Data in this exercise »
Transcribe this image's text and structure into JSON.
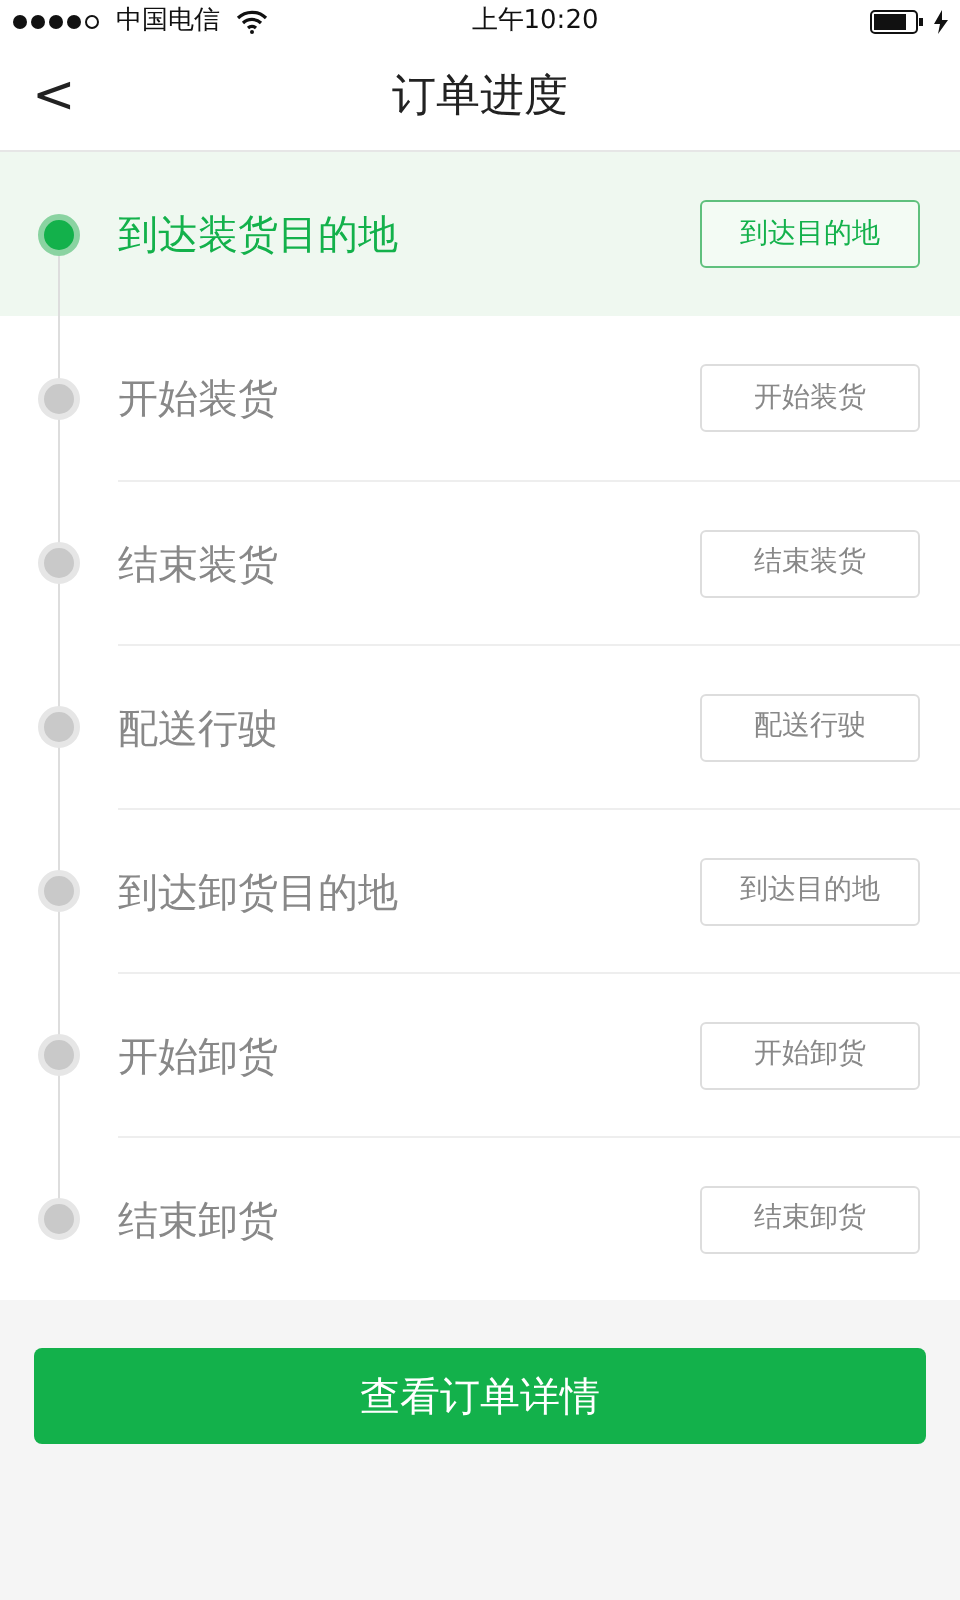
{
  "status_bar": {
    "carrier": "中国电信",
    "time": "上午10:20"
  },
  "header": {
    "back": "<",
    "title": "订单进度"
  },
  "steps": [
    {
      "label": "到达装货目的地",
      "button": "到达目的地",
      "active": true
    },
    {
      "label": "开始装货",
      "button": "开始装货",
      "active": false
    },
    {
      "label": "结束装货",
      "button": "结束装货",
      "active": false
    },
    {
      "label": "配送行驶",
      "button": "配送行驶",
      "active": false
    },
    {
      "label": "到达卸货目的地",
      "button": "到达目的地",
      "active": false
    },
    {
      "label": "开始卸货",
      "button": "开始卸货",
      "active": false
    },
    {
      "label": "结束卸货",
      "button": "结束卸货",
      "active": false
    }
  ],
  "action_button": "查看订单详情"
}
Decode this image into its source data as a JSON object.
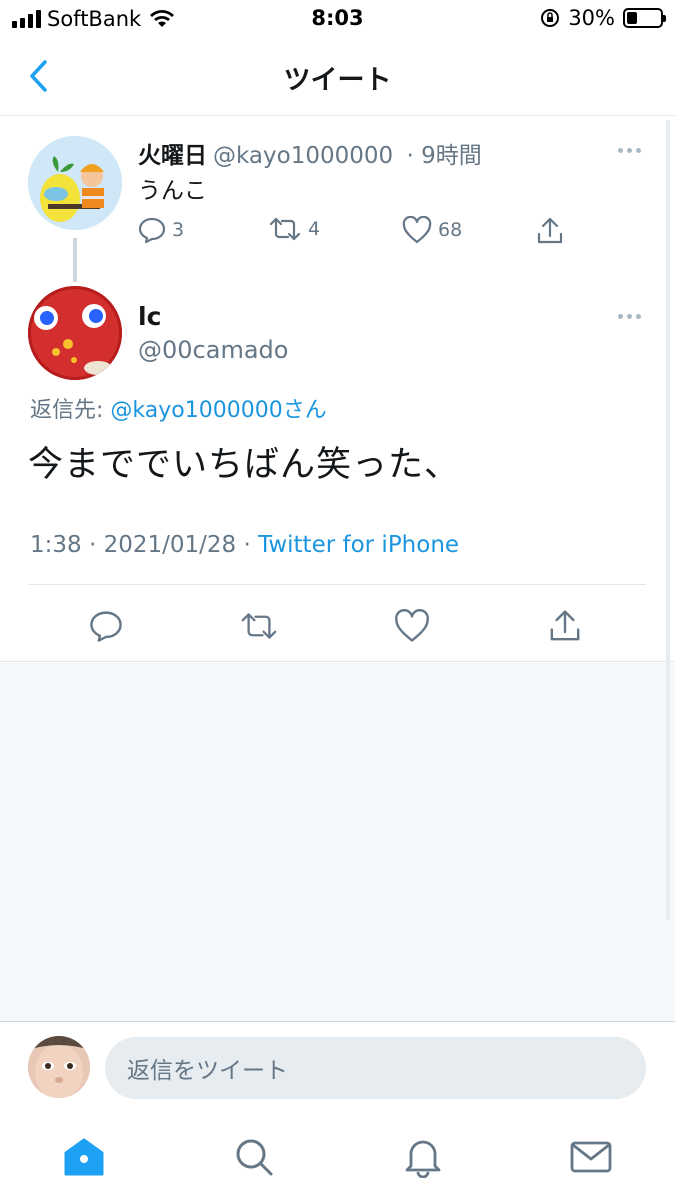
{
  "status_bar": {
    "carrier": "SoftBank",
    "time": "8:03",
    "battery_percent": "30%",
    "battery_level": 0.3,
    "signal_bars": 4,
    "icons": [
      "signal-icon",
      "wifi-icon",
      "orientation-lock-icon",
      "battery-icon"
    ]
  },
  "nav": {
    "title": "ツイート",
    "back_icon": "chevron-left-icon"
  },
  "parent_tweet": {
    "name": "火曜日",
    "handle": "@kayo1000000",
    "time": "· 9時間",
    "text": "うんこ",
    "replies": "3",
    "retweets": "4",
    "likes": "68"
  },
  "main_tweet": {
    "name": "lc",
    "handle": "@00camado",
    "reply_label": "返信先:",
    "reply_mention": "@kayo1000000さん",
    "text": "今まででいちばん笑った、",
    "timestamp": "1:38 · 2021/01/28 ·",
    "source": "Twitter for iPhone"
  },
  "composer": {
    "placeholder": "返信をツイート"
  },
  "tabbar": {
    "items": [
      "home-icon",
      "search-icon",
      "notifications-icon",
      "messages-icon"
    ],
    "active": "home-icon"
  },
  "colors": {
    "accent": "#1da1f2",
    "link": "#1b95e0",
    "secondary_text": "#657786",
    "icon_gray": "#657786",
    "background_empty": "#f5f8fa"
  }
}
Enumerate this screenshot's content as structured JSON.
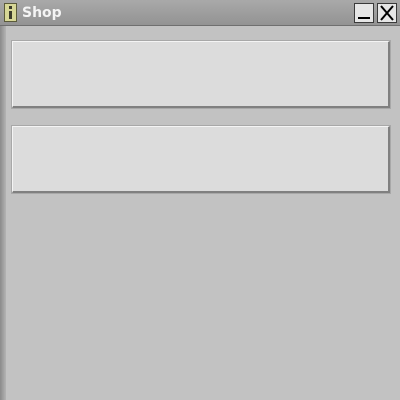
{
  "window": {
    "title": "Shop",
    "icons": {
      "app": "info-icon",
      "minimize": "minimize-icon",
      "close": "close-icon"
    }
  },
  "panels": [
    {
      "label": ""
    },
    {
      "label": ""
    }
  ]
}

Exercise requirements »
Where a line above holds the string "into", show that line.

Answer to the exercise »
Transcribe this image's text and structure into JSON.
Decode this image into its source data as a JSON object.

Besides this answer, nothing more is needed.